# Start of Records for the task

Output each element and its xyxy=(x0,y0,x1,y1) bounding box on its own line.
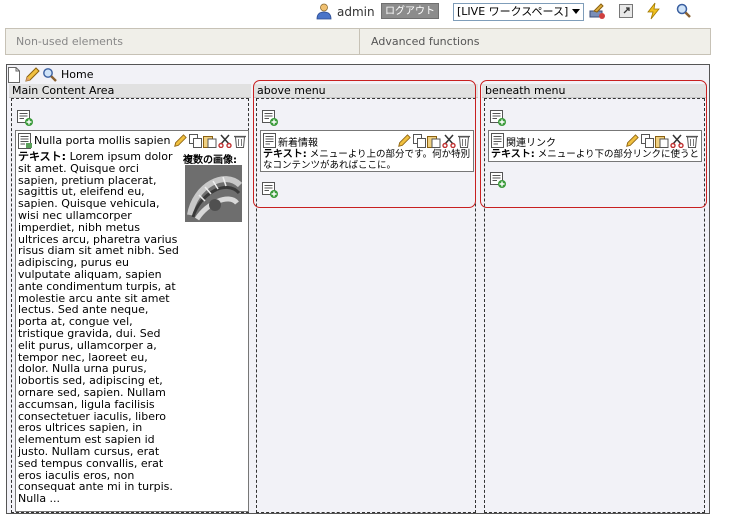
cut-icon[interactable] xyxy=(218,134,232,148)
search-icon[interactable] xyxy=(675,2,693,20)
delete-icon[interactable] xyxy=(233,134,247,148)
staircase-image xyxy=(185,165,242,222)
element-header: Nulla porta mollis sapien xyxy=(18,133,246,149)
top-toolbar: admin ログアウト [LIVE ワークスペース] xyxy=(0,0,732,24)
magnifier-icon[interactable] xyxy=(42,67,58,83)
workspace-select[interactable]: [LIVE ワークスペース] xyxy=(453,3,584,21)
element-toolbar xyxy=(173,134,248,148)
copy-icon[interactable] xyxy=(189,134,203,148)
chevron-down-icon xyxy=(572,9,580,14)
area-title-main: Main Content Area xyxy=(9,84,251,98)
workspace-select-value: [LIVE ワークスペース] xyxy=(457,5,569,18)
edit-icon[interactable] xyxy=(173,134,187,148)
publish-icon[interactable] xyxy=(588,2,606,20)
advanced-functions-tab[interactable]: Advanced functions xyxy=(361,29,710,54)
text-image-element-icon xyxy=(18,133,32,149)
logout-button[interactable]: ログアウト xyxy=(381,3,439,19)
element-text-body: テキスト: Lorem ipsum dolor sit amet. Quisqu… xyxy=(18,151,180,505)
add-element-icon[interactable] xyxy=(17,110,33,126)
lightning-icon[interactable] xyxy=(645,2,663,20)
non-used-elements-tab[interactable]: Non-used elements xyxy=(6,29,360,54)
main-content-area: Main Content Area Nulla porta mollis sap… xyxy=(9,84,251,513)
element-title: Nulla porta mollis sapien xyxy=(34,134,171,147)
pencil-icon[interactable] xyxy=(24,67,40,83)
above-menu-highlight xyxy=(253,80,476,208)
text-field-value: Lorem ipsum dolor sit amet. Quisque orci… xyxy=(18,150,179,506)
username-label: admin xyxy=(337,5,375,19)
panel-bar: Non-used elements Advanced functions xyxy=(5,28,711,55)
content-element-main: Nulla porta mollis sapien テキスト: Lorem ip… xyxy=(15,130,249,512)
image-field-label: 複数の画像: xyxy=(183,155,237,166)
user-icon xyxy=(316,3,332,20)
breadcrumb-home[interactable]: Home xyxy=(61,68,93,81)
paste-icon[interactable] xyxy=(203,134,217,148)
page-icon[interactable] xyxy=(7,67,21,83)
popout-icon[interactable] xyxy=(617,2,635,20)
beneath-menu-highlight xyxy=(480,80,707,208)
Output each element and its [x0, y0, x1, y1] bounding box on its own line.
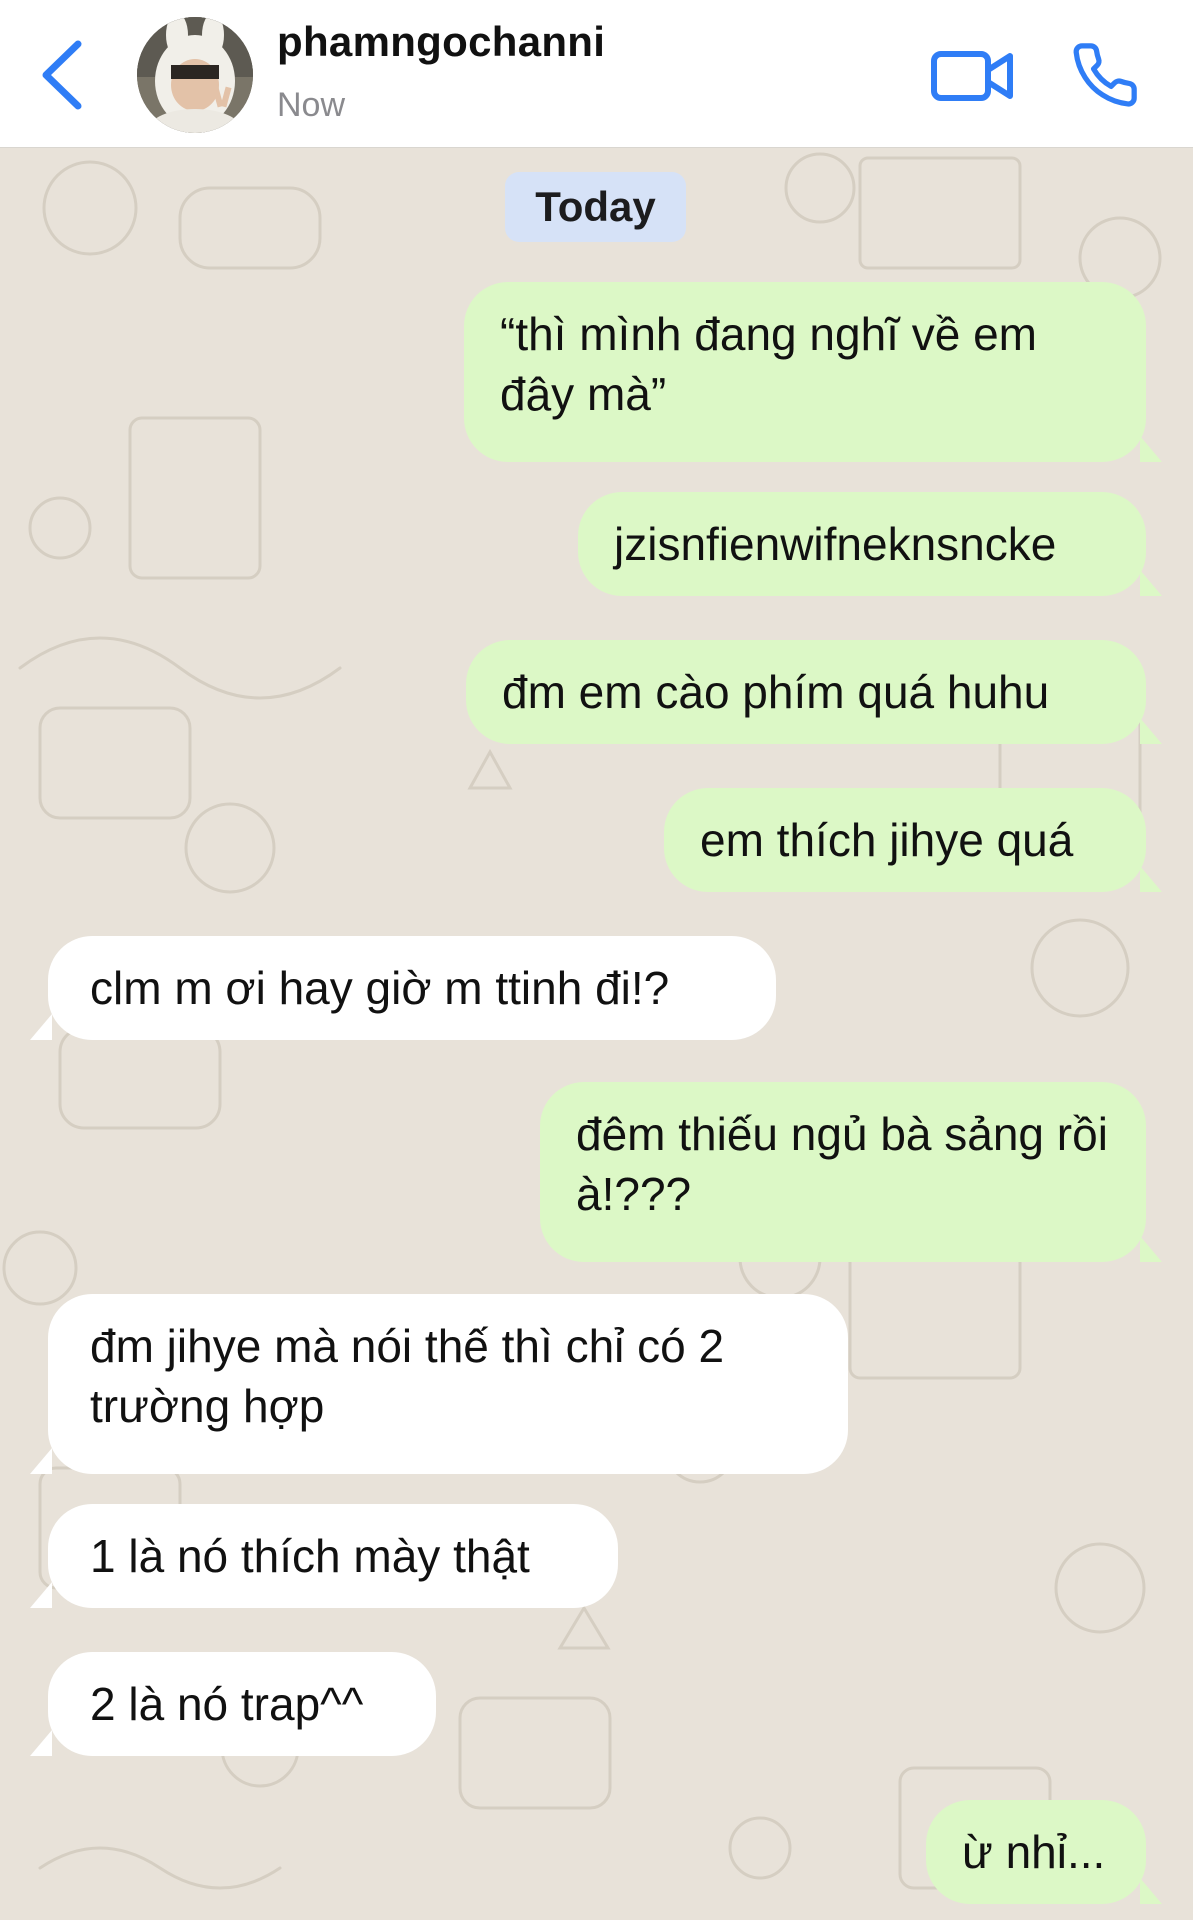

# End of Records for the task

## [What you should do]
Copy every row above word for word, omitting the pictures.

## [Answer to the exercise]
Output each element and its xyxy=(x0,y0,x1,y1) bounding box on its own line.
cut-icon[interactable] xyxy=(218,134,232,148)
search-icon[interactable] xyxy=(675,2,693,20)
delete-icon[interactable] xyxy=(233,134,247,148)
staircase-image xyxy=(185,165,242,222)
element-header: Nulla porta mollis sapien xyxy=(18,133,246,149)
top-toolbar: admin ログアウト [LIVE ワークスペース] xyxy=(0,0,732,24)
magnifier-icon[interactable] xyxy=(42,67,58,83)
workspace-select[interactable]: [LIVE ワークスペース] xyxy=(453,3,584,21)
element-toolbar xyxy=(173,134,248,148)
copy-icon[interactable] xyxy=(189,134,203,148)
chevron-down-icon xyxy=(572,9,580,14)
area-title-main: Main Content Area xyxy=(9,84,251,98)
workspace-select-value: [LIVE ワークスペース] xyxy=(457,5,569,18)
edit-icon[interactable] xyxy=(173,134,187,148)
publish-icon[interactable] xyxy=(588,2,606,20)
advanced-functions-tab[interactable]: Advanced functions xyxy=(361,29,710,54)
text-image-element-icon xyxy=(18,133,32,149)
logout-button[interactable]: ログアウト xyxy=(381,3,439,19)
element-text-body: テキスト: Lorem ipsum dolor sit amet. Quisqu… xyxy=(18,151,180,505)
add-element-icon[interactable] xyxy=(17,110,33,126)
lightning-icon[interactable] xyxy=(645,2,663,20)
non-used-elements-tab[interactable]: Non-used elements xyxy=(6,29,360,54)
main-content-area: Main Content Area Nulla porta mollis sap… xyxy=(9,84,251,513)
element-title: Nulla porta mollis sapien xyxy=(34,134,171,147)
pencil-icon[interactable] xyxy=(24,67,40,83)
above-menu-highlight xyxy=(253,80,476,208)
text-field-value: Lorem ipsum dolor sit amet. Quisque orci… xyxy=(18,150,179,506)
username-label: admin xyxy=(337,5,375,19)
panel-bar: Non-used elements Advanced functions xyxy=(5,28,711,55)
content-element-main: Nulla porta mollis sapien テキスト: Lorem ip… xyxy=(15,130,249,512)
image-field-label: 複数の画像: xyxy=(183,155,237,166)
user-icon xyxy=(316,3,332,20)
breadcrumb-home[interactable]: Home xyxy=(61,68,93,81)
paste-icon[interactable] xyxy=(203,134,217,148)
page-icon[interactable] xyxy=(7,67,21,83)
popout-icon[interactable] xyxy=(617,2,635,20)
beneath-menu-highlight xyxy=(480,80,707,208)
Output each element and its [x0, y0, x1, y1] bounding box on its own line.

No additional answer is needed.